**What is being asked**. Reproduce each line bearing the word "http".

[Extracted data entries]

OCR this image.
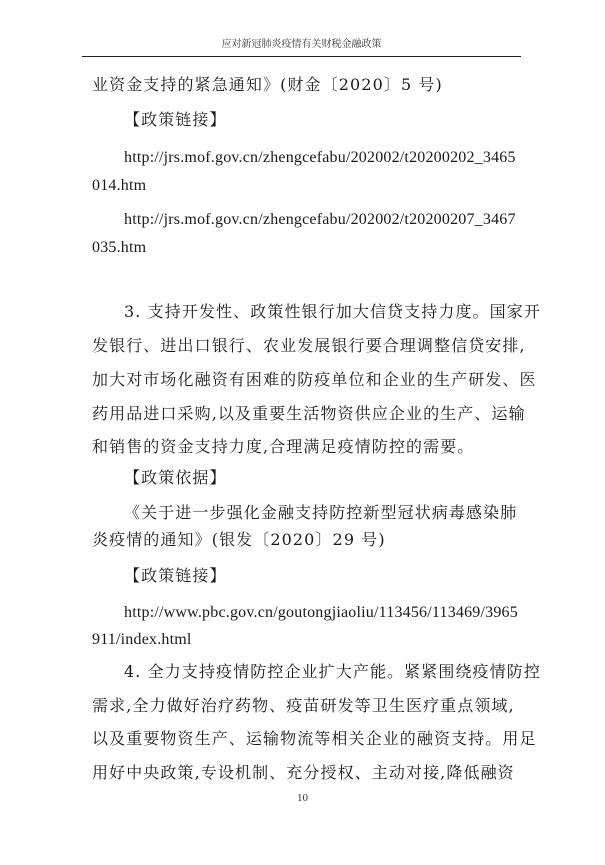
应对新冠肺炎疫情有关财税金融政策
业资金支持的紧急通知》(财金〔2020〕5 号)
【政策链接】
http://jrs.mof.gov.cn/zhengcefabu/202002/t20200202_3465
014.htm
http://jrs.mof.gov.cn/zhengcefabu/202002/t20200207_3467
035.htm
3. 支持开发性、政策性银行加大信贷支持力度。国家开
发银行、进出口银行、农业发展银行要合理调整信贷安排,
加大对市场化融资有困难的防疫单位和企业的生产研发、医
药用品进口采购,以及重要生活物资供应企业的生产、运输
和销售的资金支持力度,合理满足疫情防控的需要。
【政策依据】
《关于进一步强化金融支持防控新型冠状病毒感染肺
炎疫情的通知》(银发〔2020〕29 号)
【政策链接】
http://www.pbc.gov.cn/goutongjiaoliu/113456/113469/3965
911/index.html
4. 全力支持疫情防控企业扩大产能。紧紧围绕疫情防控
需求,全力做好治疗药物、疫苗研发等卫生医疗重点领域,
以及重要物资生产、运输物流等相关企业的融资支持。用足
用好中央政策,专设机制、充分授权、主动对接,降低融资
10
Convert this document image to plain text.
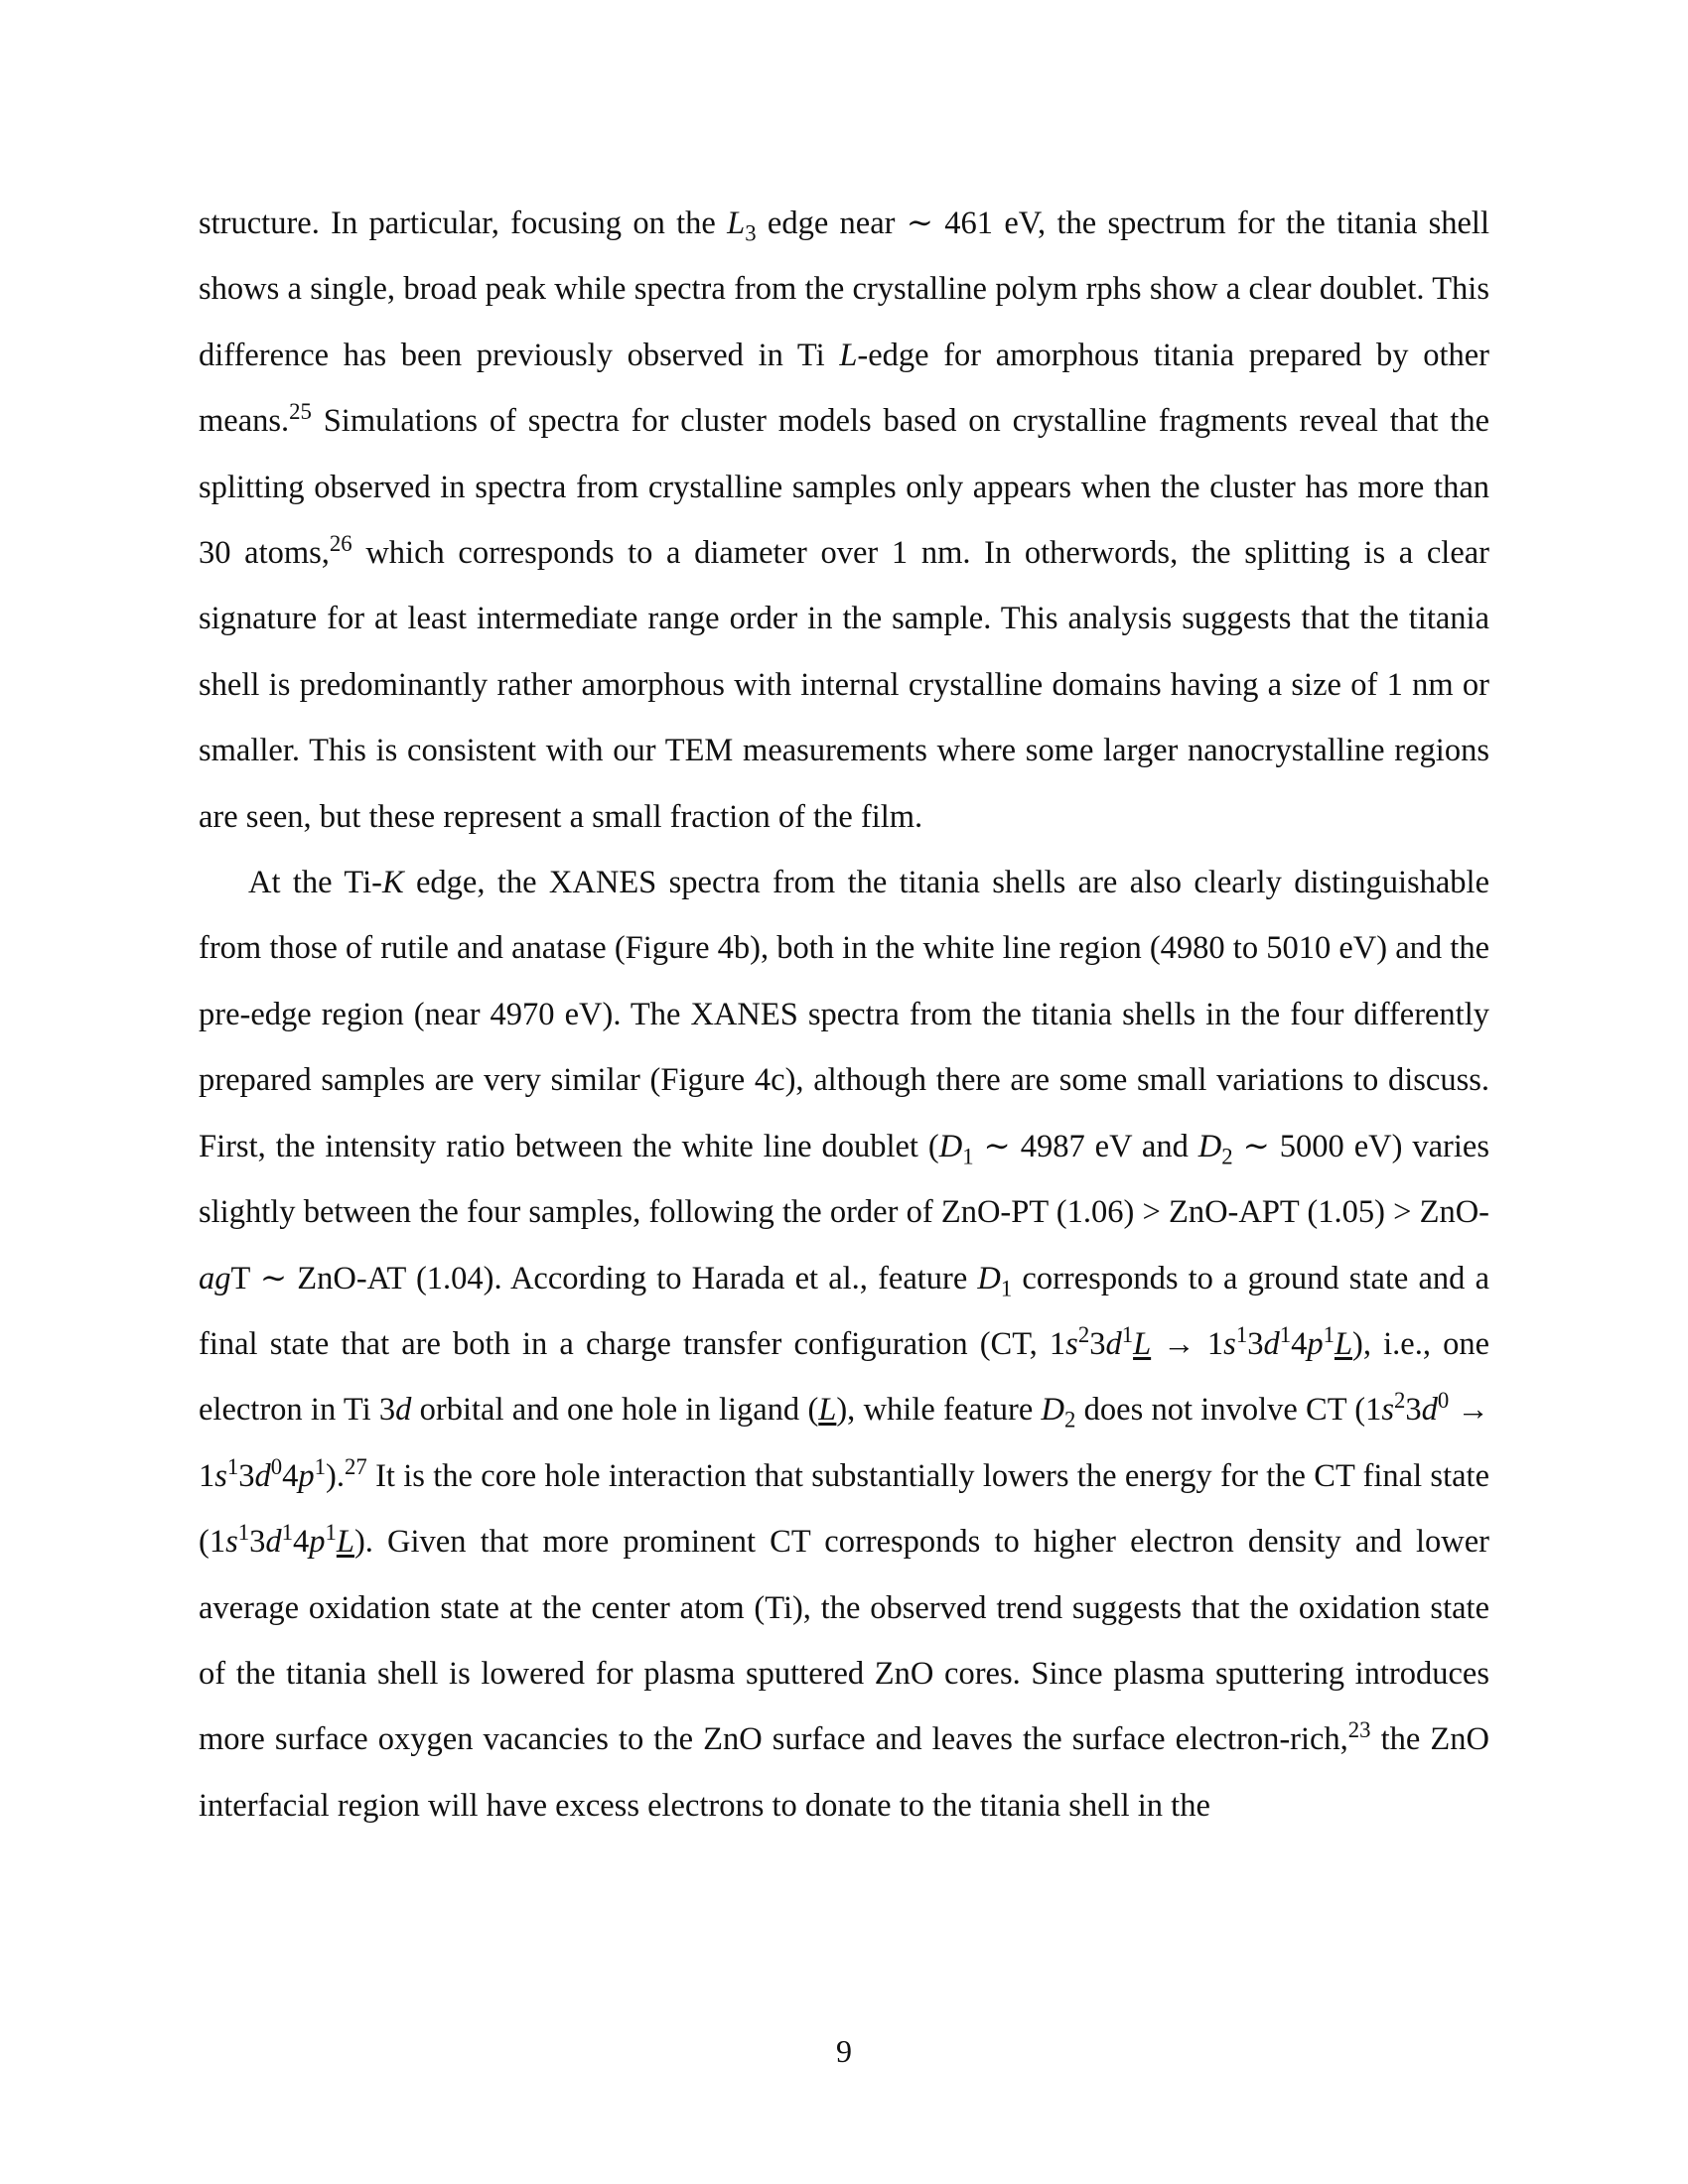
structure. In particular, focusing on the $L_3$ edge near ∼ 461 eV, the spectrum for the titania shell shows a single, broad peak while spectra from the crystalline polym rphs show a clear doublet. This difference has been previously observed in Ti L-edge for amorphous titania prepared by other means.$^{25}$ Simulations of spectra for cluster models based on crystalline fragments reveal that the splitting observed in spectra from crystalline samples only appears when the cluster has more than 30 atoms,$^{26}$ which corresponds to a diameter over 1 nm. In otherwords, the splitting is a clear signature for at least intermediate range order in the sample. This analysis suggests that the titania shell is predominantly rather amorphous with internal crystalline domains having a size of 1 nm or smaller. This is consistent with our TEM measurements where some larger nanocrystalline regions are seen, but these represent a small fraction of the film.

At the Ti-K edge, the XANES spectra from the titania shells are also clearly distinguishable from those of rutile and anatase (Figure 4b), both in the white line region (4980 to 5010 eV) and the pre-edge region (near 4970 eV). The XANES spectra from the titania shells in the four differently prepared samples are very similar (Figure 4c), although there are some small variations to discuss. First, the intensity ratio between the white line doublet ($D_1$ ∼ 4987 eV and $D_2$ ∼ 5000 eV) varies slightly between the four samples, following the order of ZnO-PT (1.06) > ZnO-APT (1.05) > ZnO-agT ∼ ZnO-AT (1.04). According to Harada et al., feature $D_1$ corresponds to a ground state and a final state that are both in a charge transfer configuration (CT, $1s^23d^1L \to 1s^13d^14p^1L$), i.e., one electron in Ti 3d orbital and one hole in ligand (L), while feature $D_2$ does not involve CT $(1s^23d^0 \to 1s^13d^04p^1).^{27}$ It is the core hole interaction that substantially lowers the energy for the CT final state $(1s^13d^14p^1L)$. Given that more prominent CT corresponds to higher electron density and lower average oxidation state at the center atom (Ti), the observed trend suggests that the oxidation state of the titania shell is lowered for plasma sputtered ZnO cores. Since plasma sputtering introduces more surface oxygen vacancies to the ZnO surface and leaves the surface electron-rich,$^{23}$ the ZnO interfacial region will have excess electrons to donate to the titania shell in the

9
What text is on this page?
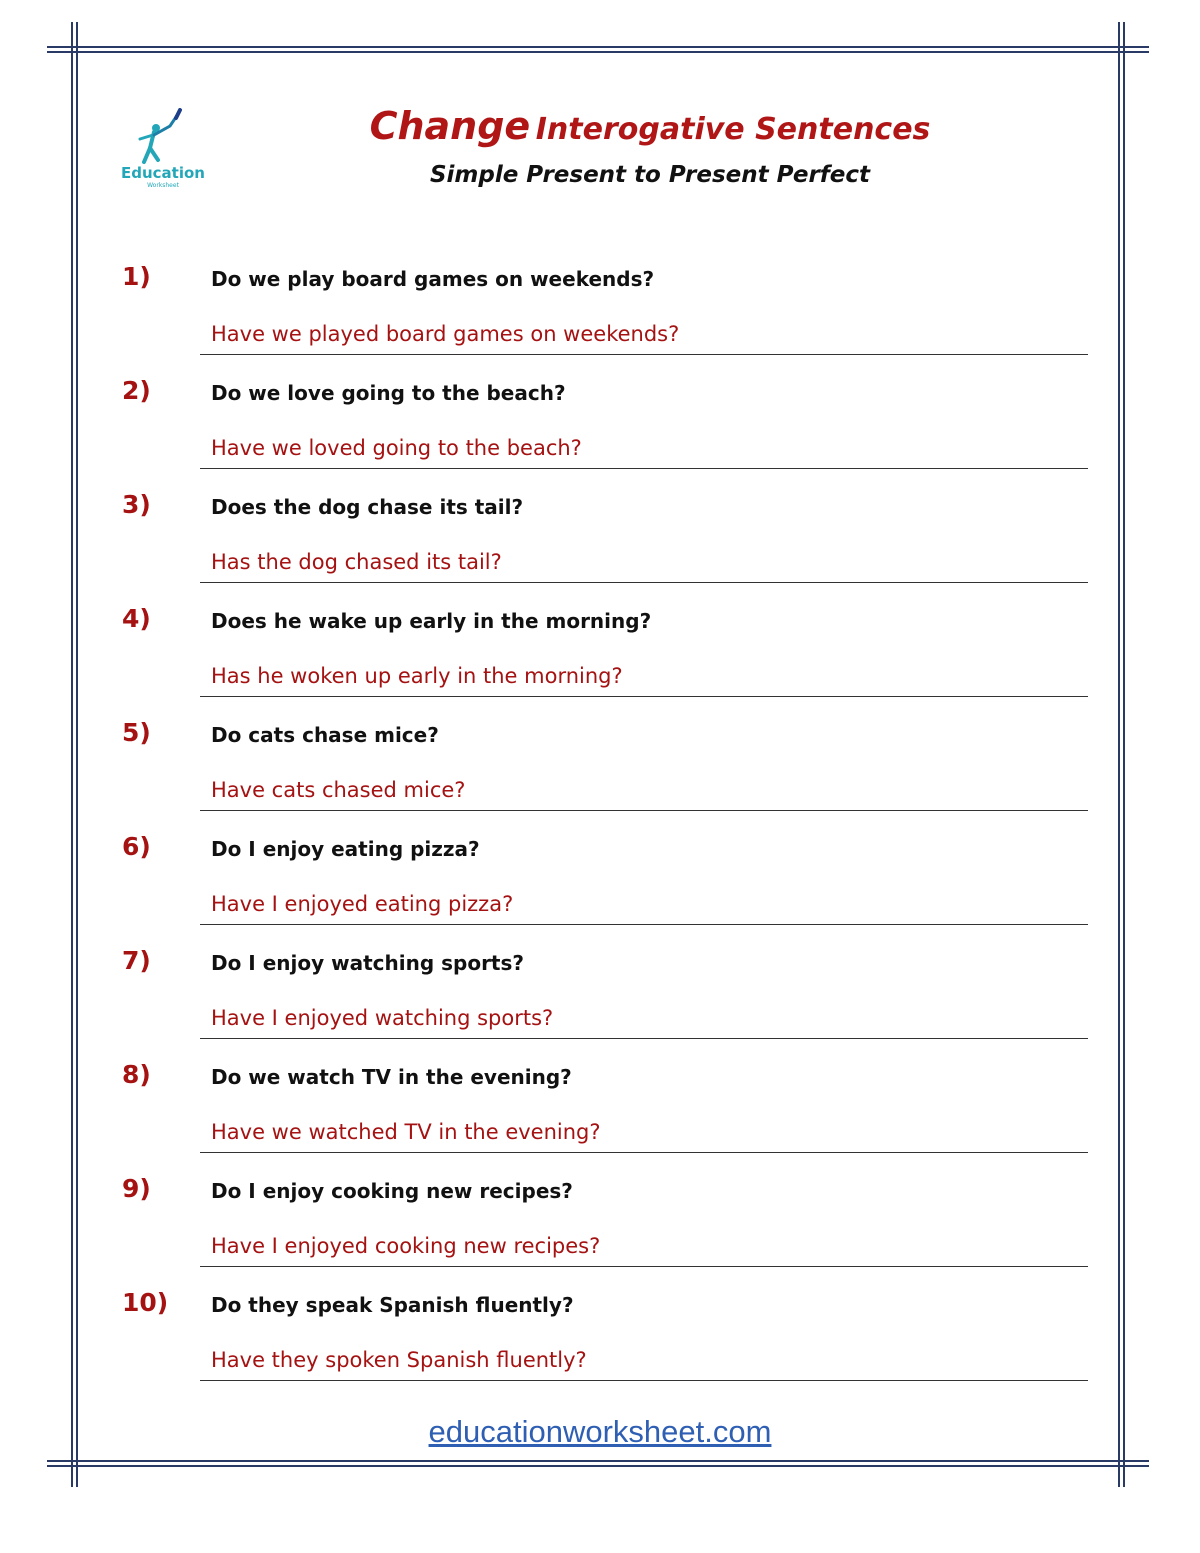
Education
Worksheet
Change Interogative Sentences
Simple Present to Present Perfect
1)	Do we play board games on weekends?
Have we played board games on weekends?
2)	Do we love going to the beach?
Have we loved going to the beach?
3)	Does the dog chase its tail?
Has the dog chased its tail?
4)	Does he wake up early in the morning?
Has he woken up early in the morning?
5)	Do cats chase mice?
Have cats chased mice?
6)	Do I enjoy eating pizza?
Have I enjoyed eating pizza?
7)	Do I enjoy watching sports?
Have I enjoyed watching sports?
8)	Do we watch TV in the evening?
Have we watched TV in the evening?
9)	Do I enjoy cooking new recipes?
Have I enjoyed cooking new recipes?
10) Do they speak Spanish fluently?
Have they spoken Spanish fluently?
educationworksheet.com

**Solution to this problem**.
http://jrs.mof.gov.cn/zhengcefabu/202002/t20200202_3465
http://jrs.mof.gov.cn/zhengcefabu/202002/t20200207_3467
http://www.pbc.gov.cn/goutongjiaoliu/113456/113469/3965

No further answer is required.